→ EXERCISE PROMPT: For the data below, work out how many lines contain the word "What" and supply only that number.

====

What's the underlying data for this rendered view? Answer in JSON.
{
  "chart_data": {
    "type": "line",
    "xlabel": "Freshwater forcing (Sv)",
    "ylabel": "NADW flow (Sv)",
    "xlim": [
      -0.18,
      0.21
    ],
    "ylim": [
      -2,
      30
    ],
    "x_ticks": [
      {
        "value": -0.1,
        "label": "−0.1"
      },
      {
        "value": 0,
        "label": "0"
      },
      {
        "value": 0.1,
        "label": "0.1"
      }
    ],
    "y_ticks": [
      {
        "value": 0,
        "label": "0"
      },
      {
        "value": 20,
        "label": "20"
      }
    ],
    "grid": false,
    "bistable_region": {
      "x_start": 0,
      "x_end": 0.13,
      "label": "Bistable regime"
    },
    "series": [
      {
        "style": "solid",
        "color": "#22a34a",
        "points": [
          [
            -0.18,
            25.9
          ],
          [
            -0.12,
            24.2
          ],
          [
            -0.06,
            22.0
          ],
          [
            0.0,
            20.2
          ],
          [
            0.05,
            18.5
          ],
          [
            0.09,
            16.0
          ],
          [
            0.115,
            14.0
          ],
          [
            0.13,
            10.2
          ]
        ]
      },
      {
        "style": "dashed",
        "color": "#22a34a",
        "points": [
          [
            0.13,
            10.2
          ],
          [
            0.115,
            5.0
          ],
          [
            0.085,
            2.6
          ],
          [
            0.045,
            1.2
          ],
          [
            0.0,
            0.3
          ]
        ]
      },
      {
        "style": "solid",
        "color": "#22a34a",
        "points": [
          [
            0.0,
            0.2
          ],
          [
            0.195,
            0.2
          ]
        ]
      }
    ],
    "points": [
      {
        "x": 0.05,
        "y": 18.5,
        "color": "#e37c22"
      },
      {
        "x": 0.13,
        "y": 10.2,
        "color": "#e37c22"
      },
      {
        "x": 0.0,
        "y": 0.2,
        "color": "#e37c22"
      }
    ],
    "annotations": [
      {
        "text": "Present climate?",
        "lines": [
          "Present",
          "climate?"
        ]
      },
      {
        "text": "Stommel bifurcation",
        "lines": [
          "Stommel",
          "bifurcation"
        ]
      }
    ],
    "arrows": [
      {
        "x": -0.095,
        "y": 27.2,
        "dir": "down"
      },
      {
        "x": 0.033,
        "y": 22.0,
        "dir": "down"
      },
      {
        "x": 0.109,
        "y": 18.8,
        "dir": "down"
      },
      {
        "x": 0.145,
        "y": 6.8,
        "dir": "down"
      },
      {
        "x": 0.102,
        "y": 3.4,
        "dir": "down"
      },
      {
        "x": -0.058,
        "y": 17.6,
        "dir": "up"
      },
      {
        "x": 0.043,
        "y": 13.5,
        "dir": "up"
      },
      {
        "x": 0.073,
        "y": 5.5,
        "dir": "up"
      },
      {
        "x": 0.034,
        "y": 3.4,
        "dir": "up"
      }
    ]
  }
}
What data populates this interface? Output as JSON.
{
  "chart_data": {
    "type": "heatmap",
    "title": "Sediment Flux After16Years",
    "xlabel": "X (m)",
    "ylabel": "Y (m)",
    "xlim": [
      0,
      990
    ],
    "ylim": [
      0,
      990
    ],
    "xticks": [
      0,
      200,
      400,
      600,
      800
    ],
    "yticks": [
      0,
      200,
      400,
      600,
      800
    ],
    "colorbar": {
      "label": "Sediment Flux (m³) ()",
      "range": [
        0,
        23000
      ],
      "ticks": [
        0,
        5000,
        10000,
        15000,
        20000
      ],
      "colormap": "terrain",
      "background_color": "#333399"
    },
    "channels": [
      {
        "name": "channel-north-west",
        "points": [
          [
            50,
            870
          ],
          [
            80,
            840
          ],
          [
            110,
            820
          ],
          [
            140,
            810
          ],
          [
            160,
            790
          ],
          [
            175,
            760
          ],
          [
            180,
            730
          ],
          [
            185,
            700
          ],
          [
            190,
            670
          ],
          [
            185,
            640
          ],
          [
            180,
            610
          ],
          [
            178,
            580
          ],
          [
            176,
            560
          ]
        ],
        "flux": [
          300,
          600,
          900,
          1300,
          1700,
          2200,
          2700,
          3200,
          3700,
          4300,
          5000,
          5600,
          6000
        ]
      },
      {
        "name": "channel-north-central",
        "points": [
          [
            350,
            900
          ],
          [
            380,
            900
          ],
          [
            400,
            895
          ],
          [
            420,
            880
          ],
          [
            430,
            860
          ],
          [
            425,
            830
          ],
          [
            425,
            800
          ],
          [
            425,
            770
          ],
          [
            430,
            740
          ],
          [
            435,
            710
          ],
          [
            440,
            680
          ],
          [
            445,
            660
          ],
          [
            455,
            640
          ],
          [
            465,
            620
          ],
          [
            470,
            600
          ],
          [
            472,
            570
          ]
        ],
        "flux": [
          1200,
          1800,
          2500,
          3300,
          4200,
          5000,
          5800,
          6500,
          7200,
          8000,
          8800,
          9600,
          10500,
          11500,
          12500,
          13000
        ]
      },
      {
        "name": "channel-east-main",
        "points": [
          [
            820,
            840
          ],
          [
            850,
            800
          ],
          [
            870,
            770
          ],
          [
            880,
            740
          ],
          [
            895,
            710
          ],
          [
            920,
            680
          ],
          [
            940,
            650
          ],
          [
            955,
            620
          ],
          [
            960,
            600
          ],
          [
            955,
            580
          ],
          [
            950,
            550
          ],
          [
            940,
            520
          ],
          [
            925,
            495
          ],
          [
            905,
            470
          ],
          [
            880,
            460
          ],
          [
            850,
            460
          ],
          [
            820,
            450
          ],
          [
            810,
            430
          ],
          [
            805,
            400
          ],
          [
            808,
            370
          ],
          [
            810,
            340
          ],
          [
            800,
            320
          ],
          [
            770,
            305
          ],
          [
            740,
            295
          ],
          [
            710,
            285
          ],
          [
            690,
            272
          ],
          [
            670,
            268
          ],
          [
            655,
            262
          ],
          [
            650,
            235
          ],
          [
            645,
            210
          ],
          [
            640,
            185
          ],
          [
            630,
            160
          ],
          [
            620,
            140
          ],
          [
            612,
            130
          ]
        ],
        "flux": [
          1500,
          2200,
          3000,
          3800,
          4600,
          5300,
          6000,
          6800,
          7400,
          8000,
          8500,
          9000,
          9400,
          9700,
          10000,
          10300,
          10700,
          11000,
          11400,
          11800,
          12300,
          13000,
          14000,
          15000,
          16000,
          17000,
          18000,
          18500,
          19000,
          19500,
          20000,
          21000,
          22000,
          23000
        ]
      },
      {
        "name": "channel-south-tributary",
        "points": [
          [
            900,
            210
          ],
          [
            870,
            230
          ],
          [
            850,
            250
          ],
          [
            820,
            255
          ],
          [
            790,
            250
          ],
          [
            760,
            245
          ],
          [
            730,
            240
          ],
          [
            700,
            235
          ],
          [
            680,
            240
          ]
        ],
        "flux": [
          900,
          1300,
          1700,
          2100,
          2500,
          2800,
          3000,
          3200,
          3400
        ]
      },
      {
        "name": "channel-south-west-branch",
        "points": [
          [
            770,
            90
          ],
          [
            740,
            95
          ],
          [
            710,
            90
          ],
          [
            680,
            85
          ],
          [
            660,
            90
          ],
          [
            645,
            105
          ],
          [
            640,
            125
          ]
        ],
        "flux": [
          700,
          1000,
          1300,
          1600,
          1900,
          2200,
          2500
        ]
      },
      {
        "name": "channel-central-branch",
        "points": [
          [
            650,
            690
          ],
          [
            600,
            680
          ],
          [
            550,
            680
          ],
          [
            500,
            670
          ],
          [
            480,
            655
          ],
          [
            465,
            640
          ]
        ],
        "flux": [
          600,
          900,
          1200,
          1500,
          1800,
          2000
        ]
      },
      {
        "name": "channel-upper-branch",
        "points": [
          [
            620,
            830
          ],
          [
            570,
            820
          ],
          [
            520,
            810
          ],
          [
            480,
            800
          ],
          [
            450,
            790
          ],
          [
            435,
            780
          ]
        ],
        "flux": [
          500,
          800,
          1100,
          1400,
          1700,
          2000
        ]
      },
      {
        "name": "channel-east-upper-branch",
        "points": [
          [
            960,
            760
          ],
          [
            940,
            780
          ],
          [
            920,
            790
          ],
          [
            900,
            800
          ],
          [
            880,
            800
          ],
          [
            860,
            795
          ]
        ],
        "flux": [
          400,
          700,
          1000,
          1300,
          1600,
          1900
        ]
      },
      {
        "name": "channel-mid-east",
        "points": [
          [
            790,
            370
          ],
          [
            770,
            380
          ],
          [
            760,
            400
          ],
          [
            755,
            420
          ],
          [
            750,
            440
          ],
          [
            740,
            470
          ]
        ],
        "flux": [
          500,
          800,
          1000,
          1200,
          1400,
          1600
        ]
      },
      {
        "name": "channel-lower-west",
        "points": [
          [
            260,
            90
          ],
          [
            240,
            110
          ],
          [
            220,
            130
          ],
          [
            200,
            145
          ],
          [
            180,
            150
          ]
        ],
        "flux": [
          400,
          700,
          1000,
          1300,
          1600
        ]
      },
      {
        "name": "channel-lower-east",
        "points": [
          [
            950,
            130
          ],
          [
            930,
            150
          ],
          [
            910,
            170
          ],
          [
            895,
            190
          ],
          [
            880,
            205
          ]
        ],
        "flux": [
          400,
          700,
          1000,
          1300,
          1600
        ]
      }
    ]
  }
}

====

→ FULL ANSWER: 2